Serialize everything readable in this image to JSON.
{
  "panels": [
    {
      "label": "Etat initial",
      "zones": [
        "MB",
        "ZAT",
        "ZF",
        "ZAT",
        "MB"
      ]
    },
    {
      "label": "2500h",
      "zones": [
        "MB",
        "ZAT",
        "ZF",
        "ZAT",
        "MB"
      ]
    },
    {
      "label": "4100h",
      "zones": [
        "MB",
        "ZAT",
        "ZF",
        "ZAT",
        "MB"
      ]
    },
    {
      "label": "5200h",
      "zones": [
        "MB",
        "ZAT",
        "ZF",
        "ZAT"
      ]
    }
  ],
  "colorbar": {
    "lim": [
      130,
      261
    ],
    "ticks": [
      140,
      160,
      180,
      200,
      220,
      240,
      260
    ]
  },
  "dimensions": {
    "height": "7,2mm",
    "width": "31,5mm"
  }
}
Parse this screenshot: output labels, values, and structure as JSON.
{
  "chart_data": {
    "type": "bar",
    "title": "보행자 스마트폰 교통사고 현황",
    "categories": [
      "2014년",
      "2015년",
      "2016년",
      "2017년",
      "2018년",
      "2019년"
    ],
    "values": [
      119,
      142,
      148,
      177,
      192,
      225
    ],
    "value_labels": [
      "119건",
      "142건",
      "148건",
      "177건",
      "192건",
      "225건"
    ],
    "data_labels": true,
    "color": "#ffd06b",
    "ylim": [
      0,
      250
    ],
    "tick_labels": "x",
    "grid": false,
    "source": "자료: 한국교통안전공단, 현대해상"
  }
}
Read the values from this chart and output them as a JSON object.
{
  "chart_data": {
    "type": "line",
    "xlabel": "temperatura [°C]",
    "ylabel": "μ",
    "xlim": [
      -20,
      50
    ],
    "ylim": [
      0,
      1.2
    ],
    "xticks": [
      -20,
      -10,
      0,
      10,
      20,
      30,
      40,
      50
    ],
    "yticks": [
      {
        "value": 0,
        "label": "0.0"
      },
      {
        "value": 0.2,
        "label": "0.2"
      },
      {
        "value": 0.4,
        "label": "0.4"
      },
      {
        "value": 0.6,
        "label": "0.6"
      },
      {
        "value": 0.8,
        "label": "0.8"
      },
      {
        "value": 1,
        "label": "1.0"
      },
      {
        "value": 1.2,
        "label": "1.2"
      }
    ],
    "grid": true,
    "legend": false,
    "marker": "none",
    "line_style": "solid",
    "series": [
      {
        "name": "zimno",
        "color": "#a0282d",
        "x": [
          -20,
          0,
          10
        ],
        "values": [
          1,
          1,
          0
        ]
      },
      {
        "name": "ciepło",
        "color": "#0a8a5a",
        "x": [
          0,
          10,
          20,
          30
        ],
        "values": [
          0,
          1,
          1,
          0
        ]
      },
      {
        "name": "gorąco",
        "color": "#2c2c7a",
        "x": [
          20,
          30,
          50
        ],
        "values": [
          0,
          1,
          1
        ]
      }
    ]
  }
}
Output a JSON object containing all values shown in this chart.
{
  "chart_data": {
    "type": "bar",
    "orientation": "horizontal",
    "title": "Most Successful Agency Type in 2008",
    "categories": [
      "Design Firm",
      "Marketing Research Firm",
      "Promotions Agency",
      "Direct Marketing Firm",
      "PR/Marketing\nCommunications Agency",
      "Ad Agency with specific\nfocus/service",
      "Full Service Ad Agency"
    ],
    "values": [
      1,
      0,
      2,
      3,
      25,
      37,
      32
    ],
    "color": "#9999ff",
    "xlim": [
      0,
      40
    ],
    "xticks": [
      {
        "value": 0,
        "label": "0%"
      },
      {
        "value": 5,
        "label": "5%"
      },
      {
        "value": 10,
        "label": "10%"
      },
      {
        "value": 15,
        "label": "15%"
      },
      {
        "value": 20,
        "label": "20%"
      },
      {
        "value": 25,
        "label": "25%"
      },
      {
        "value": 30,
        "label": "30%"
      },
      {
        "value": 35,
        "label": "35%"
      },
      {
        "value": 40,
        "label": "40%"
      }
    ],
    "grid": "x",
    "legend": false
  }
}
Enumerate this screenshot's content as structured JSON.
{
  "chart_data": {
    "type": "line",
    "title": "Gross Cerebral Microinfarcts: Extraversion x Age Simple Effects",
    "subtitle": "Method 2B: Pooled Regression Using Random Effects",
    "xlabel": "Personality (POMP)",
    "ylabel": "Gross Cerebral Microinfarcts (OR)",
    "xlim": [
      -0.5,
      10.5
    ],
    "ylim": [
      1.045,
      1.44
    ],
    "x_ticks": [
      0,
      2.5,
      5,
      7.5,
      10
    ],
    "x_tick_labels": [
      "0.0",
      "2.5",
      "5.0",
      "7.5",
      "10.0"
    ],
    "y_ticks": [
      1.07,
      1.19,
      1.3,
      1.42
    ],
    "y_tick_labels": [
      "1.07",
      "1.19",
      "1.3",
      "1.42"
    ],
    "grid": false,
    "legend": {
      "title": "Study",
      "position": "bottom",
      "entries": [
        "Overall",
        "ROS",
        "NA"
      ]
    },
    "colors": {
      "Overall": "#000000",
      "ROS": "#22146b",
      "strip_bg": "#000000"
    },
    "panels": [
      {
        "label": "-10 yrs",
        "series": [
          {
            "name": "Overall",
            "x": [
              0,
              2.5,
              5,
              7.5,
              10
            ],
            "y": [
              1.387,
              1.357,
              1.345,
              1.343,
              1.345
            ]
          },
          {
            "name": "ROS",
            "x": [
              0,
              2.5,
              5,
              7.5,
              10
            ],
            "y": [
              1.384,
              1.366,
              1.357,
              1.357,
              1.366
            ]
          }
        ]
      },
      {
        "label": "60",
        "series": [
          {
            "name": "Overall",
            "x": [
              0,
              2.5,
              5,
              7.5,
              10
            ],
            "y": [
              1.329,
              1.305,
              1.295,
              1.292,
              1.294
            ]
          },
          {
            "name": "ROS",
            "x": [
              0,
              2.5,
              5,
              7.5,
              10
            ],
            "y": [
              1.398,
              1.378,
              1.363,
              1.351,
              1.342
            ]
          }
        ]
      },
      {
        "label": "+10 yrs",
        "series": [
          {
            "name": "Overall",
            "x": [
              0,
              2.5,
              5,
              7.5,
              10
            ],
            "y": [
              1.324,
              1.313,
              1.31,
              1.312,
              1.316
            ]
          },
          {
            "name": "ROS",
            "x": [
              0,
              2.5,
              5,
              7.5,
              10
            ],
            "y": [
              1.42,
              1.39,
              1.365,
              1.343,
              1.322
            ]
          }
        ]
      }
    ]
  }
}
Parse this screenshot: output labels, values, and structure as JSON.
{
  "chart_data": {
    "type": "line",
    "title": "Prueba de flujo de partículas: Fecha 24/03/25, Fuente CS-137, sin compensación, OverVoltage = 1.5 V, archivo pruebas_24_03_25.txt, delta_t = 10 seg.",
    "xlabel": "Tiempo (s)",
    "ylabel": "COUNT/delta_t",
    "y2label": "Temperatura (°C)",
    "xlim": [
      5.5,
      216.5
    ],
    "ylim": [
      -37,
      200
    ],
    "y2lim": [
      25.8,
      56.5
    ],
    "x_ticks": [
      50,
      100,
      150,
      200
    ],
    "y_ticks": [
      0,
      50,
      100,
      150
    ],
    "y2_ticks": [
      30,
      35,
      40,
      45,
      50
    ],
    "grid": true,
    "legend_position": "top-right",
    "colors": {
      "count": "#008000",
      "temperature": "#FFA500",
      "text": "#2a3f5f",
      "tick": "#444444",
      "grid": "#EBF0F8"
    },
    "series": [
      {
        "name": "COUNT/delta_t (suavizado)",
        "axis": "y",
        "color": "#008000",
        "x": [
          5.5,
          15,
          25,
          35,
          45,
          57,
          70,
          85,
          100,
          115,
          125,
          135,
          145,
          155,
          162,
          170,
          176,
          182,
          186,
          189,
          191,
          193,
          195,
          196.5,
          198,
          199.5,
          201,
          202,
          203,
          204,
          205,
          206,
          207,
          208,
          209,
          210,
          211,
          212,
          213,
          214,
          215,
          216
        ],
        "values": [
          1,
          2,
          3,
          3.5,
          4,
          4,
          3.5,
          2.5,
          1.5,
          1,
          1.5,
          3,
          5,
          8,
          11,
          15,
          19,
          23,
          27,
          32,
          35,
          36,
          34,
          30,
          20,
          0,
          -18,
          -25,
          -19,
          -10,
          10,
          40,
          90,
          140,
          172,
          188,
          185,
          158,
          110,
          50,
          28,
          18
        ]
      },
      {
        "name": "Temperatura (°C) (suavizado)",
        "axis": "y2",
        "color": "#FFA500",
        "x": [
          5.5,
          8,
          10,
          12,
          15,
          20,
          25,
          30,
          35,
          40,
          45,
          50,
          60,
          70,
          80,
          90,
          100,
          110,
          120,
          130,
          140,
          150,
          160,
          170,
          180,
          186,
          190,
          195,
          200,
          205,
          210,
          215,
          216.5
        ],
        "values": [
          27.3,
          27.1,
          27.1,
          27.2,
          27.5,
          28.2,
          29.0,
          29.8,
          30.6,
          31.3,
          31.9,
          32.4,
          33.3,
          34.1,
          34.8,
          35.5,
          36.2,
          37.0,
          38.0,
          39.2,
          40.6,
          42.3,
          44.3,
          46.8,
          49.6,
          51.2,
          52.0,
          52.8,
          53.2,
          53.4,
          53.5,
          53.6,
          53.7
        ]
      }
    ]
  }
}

TASK DETAILS: Find the string "Effects" in the entries above and return each line that holds it.

COMPLETED EXERCISE:
    "title": "Gross Cerebral Microinfarcts: Extraversion x Age Simple Effects",
    "subtitle": "Method 2B: Pooled Regression Using Random Effects",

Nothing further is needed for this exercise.